Material supplied:
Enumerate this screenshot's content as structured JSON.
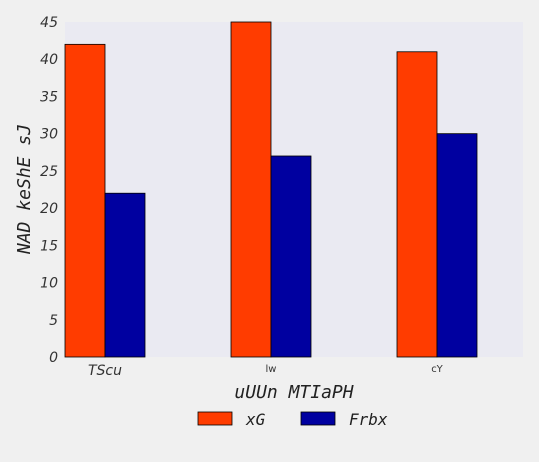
{
  "chart_data": {
    "type": "bar",
    "title": "",
    "xlabel": "uUUn MTIaPH",
    "ylabel": "NAD keShE sJ",
    "categories": [
      "TScu",
      "lw",
      "cY"
    ],
    "series": [
      {
        "name": "xG",
        "color": "#ff3c00",
        "values": [
          42,
          45,
          41
        ]
      },
      {
        "name": "Frbx",
        "color": "#0000a0",
        "values": [
          22,
          27,
          30
        ]
      }
    ],
    "ylim": [
      0,
      45
    ],
    "yticks": [
      0,
      5,
      10,
      15,
      20,
      25,
      30,
      35,
      40,
      45
    ],
    "grid": false,
    "legend_position": "bottom-center",
    "plot_background": "#eaeaf2",
    "page_background": "#f0f0f0"
  }
}
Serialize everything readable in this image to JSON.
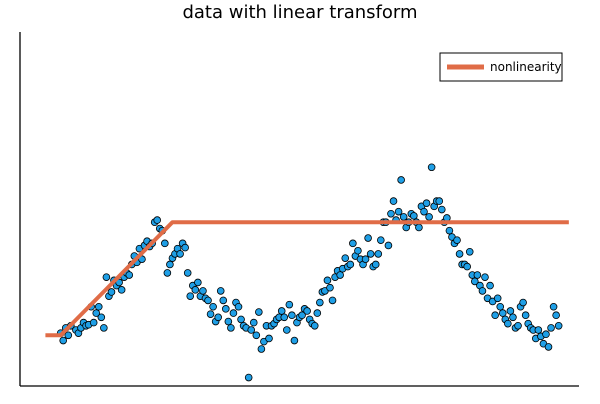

Written exercise:
Make an exact copy of every record, pictures excluded.

Reply:
Enumerate this screenshot's content as structured JSON.
{
  "chart_data": {
    "type": "bar",
    "title": "",
    "xlabel": "uUUn MTIaPH",
    "ylabel": "NAD keShE sJ",
    "categories": [
      "TScu",
      "lw",
      "cY"
    ],
    "series": [
      {
        "name": "xG",
        "color": "#ff3c00",
        "values": [
          42,
          45,
          41
        ]
      },
      {
        "name": "Frbx",
        "color": "#0000a0",
        "values": [
          22,
          27,
          30
        ]
      }
    ],
    "ylim": [
      0,
      45
    ],
    "yticks": [
      0,
      5,
      10,
      15,
      20,
      25,
      30,
      35,
      40,
      45
    ],
    "grid": false,
    "legend_position": "bottom-center",
    "plot_background": "#eaeaf2",
    "page_background": "#f0f0f0"
  }
}
Serialize everything readable in this image to JSON.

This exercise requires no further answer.